Below are the records. List every line holding the word "text".

MATERIAL FOR THIS TASK -
-*-
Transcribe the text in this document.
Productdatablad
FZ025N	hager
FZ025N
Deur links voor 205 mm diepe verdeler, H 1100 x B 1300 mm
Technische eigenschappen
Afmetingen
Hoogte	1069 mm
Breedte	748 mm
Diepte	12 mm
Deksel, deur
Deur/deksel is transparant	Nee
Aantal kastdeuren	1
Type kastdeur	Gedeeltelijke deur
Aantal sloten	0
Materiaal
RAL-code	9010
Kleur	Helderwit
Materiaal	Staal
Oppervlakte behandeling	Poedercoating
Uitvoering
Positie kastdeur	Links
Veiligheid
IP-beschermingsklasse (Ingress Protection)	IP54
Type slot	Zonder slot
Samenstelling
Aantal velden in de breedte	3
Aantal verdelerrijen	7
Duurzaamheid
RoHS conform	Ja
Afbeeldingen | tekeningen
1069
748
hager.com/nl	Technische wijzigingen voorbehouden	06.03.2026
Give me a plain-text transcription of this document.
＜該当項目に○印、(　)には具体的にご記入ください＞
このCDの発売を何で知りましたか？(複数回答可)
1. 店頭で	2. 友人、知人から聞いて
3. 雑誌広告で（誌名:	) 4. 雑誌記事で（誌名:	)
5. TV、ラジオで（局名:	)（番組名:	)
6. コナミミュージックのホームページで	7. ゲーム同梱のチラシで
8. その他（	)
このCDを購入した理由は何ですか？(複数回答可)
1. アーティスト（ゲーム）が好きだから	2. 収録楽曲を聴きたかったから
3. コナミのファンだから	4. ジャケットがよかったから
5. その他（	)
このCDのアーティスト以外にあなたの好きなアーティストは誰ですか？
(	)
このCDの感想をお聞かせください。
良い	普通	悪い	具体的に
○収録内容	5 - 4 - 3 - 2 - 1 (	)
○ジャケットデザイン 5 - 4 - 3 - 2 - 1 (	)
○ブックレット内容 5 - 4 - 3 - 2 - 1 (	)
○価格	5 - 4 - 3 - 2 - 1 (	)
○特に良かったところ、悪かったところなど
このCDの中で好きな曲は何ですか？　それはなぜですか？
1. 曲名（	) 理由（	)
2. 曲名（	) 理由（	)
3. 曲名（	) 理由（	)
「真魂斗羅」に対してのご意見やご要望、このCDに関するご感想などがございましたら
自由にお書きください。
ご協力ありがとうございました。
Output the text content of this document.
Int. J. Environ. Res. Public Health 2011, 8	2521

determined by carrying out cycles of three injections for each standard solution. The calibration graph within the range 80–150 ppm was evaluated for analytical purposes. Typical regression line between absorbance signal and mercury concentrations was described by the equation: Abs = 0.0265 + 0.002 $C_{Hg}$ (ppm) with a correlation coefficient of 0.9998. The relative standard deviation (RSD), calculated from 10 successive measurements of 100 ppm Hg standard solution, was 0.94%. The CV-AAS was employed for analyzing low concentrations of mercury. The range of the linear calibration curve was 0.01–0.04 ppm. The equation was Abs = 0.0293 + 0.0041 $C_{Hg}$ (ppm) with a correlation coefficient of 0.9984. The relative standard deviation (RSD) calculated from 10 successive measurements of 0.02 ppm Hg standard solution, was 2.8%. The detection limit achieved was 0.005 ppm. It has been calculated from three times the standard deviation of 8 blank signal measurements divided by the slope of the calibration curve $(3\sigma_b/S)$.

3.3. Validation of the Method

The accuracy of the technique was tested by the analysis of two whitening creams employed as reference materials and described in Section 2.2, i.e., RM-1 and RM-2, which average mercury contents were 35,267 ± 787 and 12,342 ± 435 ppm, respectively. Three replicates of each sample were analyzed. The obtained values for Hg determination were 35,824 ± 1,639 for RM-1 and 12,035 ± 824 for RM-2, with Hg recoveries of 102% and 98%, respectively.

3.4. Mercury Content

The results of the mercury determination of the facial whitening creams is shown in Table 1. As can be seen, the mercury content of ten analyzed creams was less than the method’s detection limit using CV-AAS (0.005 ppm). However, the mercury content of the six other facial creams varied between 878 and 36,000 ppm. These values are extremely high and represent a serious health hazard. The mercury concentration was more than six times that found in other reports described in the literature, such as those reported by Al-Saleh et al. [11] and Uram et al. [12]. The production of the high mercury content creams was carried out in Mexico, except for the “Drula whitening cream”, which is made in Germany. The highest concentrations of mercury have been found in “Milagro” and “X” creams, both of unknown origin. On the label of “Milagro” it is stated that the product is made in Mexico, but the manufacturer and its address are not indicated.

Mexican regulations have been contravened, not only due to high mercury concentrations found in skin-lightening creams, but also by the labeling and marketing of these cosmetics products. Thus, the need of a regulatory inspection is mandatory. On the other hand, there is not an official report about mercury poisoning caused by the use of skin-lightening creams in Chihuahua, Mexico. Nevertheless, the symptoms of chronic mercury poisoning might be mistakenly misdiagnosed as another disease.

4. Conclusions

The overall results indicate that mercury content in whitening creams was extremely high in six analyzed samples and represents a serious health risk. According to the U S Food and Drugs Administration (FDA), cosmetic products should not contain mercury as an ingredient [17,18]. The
-*-
COMPLETE ANSWER -
Transcribe the text in this document.
Give me a plain-text transcription of this document.
Output the text content of this document.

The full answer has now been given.